◆ **WHAT IS REQUIRED**
Find every line with the word "cellulose". Copy those lines.

==========

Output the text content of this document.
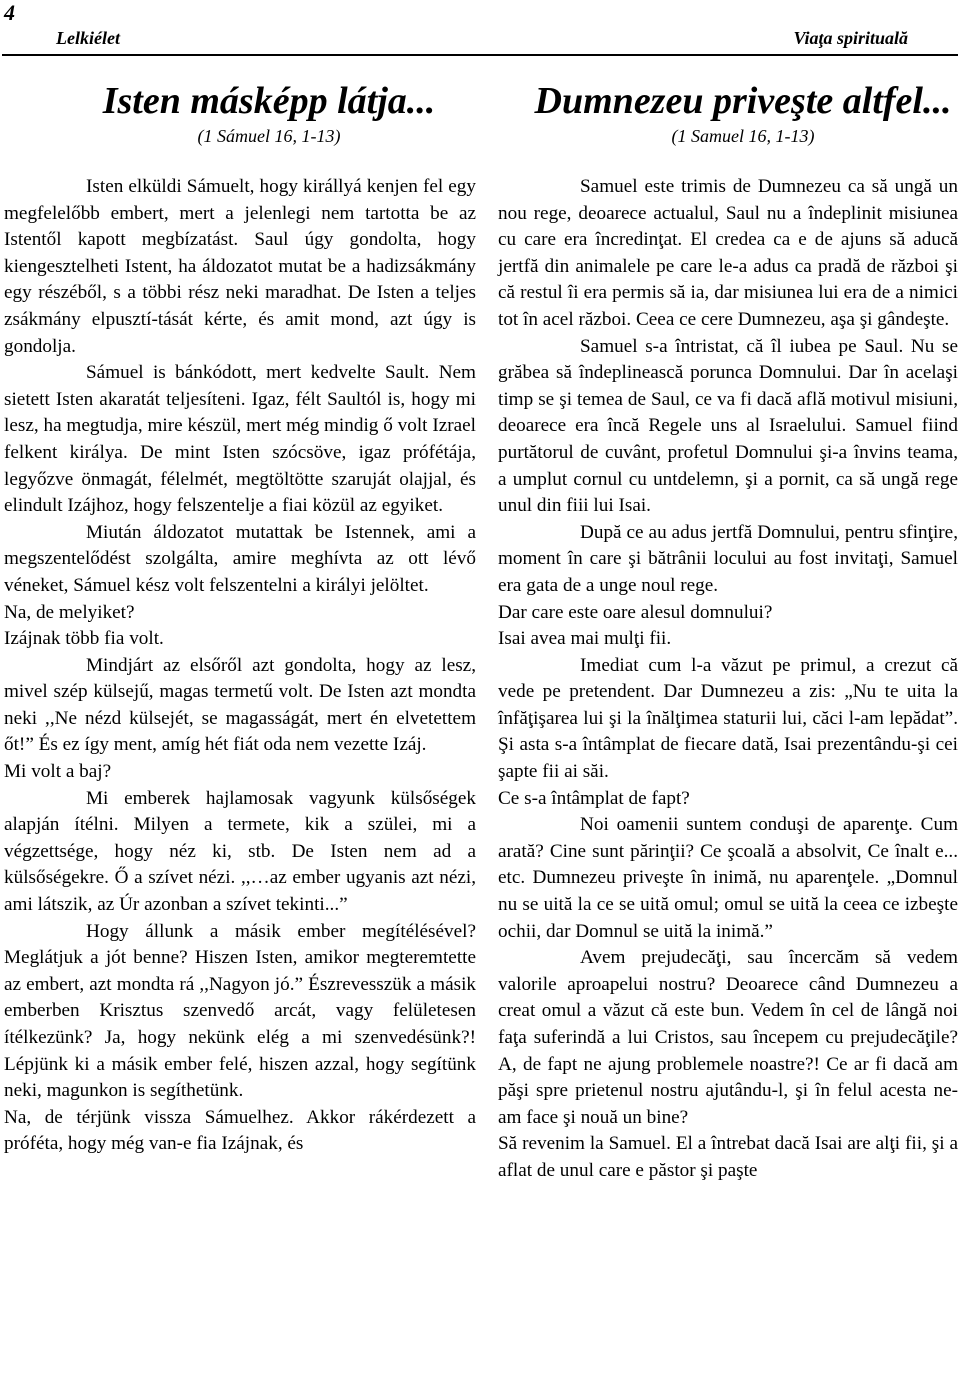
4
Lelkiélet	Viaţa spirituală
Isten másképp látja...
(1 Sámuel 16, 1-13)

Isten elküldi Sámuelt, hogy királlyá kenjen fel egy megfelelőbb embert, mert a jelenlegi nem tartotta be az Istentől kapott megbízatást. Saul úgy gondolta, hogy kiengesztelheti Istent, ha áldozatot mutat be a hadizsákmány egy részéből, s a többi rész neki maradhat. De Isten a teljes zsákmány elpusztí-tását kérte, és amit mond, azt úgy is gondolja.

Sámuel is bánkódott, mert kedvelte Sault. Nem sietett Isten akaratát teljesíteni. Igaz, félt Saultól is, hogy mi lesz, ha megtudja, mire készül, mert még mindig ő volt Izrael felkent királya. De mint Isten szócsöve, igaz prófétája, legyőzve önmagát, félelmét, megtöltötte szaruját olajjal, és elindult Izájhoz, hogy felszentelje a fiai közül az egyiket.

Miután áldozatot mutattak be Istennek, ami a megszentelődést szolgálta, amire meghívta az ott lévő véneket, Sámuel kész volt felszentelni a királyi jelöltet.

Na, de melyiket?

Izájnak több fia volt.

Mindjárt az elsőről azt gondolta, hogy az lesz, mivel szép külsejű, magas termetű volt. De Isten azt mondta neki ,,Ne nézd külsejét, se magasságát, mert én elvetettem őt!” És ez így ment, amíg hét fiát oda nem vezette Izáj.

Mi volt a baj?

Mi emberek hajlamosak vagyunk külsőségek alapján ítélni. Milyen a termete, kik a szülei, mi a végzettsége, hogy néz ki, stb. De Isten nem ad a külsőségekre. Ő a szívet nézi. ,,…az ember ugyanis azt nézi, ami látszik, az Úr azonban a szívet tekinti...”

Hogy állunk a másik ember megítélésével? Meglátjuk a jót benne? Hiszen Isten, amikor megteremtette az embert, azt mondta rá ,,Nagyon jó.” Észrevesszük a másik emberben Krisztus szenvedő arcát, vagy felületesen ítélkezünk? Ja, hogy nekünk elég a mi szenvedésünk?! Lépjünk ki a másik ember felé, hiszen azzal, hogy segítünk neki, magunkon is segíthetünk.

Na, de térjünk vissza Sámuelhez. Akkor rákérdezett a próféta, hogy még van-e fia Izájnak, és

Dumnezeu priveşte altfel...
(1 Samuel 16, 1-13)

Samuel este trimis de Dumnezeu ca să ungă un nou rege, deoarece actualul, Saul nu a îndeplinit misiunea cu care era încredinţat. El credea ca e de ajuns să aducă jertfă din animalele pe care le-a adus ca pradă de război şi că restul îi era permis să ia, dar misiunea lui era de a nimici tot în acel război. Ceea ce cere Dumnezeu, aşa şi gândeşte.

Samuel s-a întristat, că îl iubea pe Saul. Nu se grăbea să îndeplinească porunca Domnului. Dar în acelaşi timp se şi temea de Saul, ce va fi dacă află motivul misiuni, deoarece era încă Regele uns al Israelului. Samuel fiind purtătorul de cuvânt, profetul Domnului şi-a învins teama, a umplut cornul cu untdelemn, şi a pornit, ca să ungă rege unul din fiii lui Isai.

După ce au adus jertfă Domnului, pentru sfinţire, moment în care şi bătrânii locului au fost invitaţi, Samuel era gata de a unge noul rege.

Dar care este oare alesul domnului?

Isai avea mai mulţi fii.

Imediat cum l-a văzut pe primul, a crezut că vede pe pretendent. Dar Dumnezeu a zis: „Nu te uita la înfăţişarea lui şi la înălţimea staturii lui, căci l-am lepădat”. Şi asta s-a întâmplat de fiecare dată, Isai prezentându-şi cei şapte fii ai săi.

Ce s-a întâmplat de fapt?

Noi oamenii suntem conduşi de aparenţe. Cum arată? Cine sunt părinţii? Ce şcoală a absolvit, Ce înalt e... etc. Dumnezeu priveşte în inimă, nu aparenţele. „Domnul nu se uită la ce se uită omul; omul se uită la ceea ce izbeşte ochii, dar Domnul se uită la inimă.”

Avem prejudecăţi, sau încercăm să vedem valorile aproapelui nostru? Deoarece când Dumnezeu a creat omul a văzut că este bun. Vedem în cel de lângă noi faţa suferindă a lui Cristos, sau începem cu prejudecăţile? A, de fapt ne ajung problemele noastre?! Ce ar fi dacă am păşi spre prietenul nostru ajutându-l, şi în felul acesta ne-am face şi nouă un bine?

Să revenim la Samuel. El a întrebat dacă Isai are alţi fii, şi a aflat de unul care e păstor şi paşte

==========

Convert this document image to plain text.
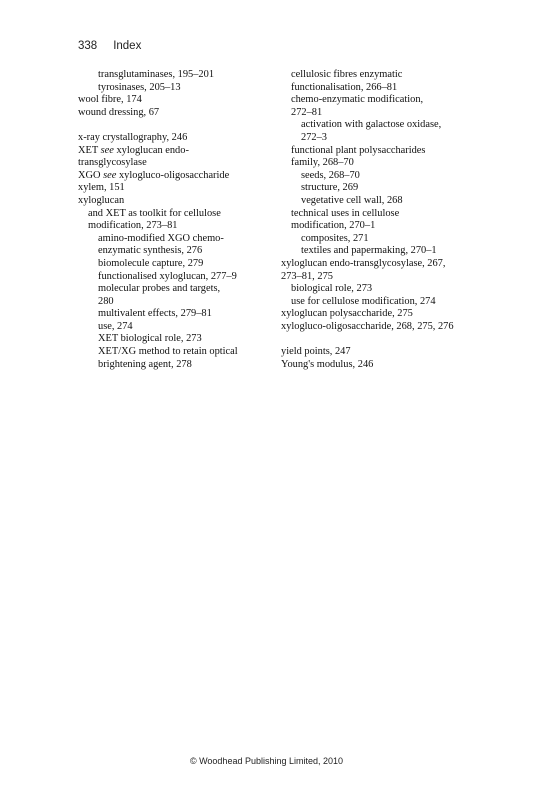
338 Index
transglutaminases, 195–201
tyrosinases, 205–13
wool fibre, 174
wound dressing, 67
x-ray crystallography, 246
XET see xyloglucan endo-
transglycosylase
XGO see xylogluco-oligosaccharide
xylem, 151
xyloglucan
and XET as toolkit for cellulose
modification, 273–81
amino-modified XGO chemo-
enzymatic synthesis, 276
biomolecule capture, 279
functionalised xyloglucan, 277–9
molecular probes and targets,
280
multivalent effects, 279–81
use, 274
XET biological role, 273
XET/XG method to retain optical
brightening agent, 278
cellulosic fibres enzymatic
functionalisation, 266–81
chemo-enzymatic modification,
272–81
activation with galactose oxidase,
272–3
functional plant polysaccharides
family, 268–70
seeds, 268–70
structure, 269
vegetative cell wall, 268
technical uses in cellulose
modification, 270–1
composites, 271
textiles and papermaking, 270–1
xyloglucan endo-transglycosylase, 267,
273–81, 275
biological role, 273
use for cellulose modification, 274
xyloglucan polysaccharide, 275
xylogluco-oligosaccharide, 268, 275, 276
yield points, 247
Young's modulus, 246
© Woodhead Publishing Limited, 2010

==========

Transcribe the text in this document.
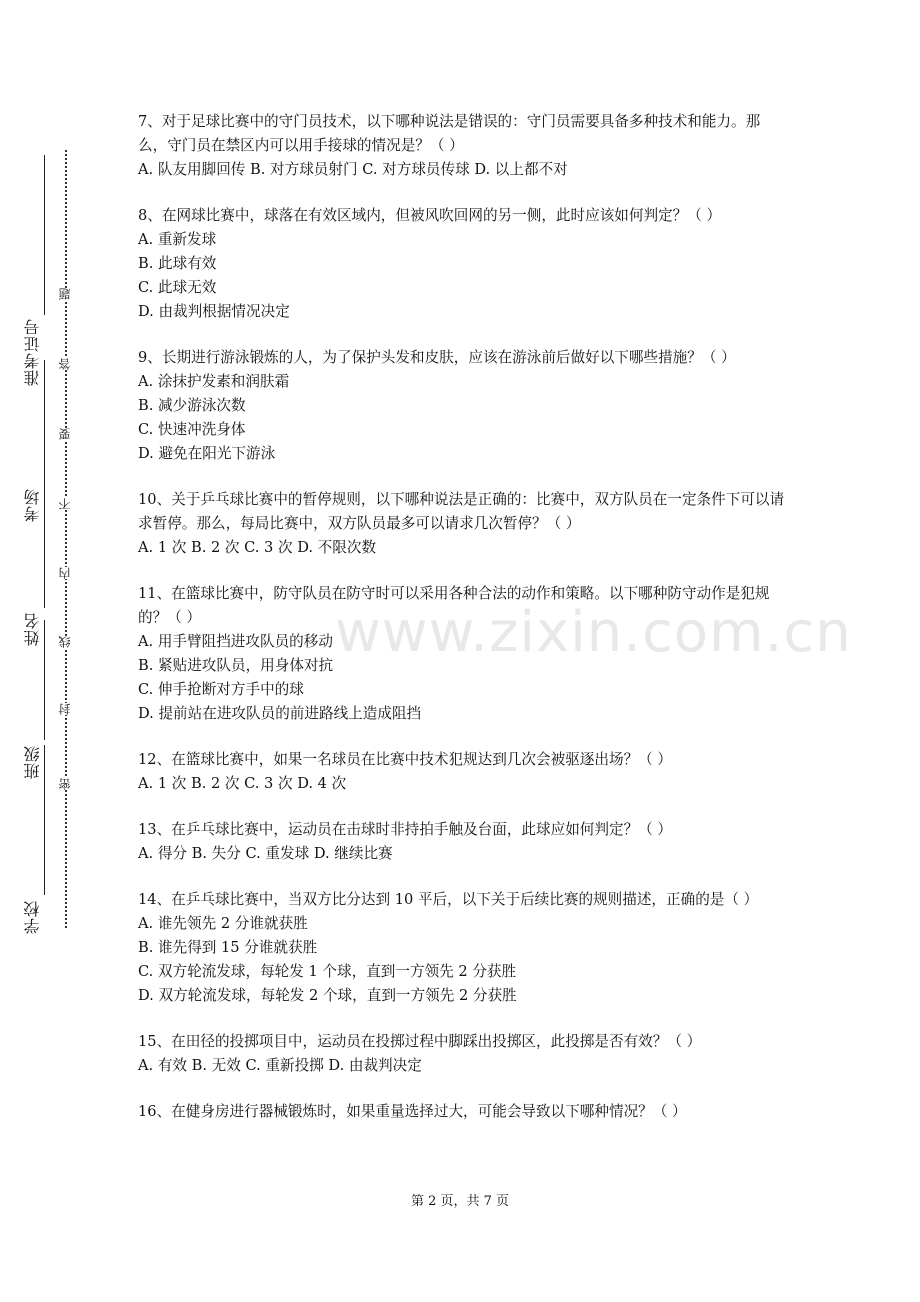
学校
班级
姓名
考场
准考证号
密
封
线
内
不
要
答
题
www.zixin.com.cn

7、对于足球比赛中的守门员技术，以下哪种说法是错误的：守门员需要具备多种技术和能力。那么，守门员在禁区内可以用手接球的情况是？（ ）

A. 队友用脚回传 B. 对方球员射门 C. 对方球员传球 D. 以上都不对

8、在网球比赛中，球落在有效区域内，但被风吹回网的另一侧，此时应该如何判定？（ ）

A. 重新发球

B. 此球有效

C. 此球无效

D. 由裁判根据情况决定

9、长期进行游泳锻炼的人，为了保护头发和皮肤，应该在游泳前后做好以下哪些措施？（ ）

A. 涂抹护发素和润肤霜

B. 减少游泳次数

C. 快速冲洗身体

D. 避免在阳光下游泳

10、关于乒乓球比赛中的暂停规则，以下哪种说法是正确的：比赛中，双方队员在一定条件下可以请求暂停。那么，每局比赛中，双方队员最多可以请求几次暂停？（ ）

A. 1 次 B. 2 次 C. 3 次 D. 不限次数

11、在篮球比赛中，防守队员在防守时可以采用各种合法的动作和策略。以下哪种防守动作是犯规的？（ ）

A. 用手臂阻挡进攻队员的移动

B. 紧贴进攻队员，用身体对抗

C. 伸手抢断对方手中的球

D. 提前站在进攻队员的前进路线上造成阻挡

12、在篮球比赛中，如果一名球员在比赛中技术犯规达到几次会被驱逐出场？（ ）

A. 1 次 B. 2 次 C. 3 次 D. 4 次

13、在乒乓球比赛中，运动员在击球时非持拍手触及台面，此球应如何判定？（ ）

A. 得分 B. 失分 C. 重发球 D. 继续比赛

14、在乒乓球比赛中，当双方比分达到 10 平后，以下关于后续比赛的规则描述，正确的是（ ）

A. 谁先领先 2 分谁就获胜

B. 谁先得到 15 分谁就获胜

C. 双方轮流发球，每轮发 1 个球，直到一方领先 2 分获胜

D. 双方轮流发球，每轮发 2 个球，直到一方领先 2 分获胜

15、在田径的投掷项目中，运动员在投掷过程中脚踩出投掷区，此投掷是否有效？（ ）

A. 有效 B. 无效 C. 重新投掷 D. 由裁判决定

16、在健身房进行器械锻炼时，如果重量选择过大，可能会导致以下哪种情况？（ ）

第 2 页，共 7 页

==========

◆ **RESULT FOR THIS TASK**
and XET as toolkit for cellulose
technical uses in cellulose
use for cellulose modification, 274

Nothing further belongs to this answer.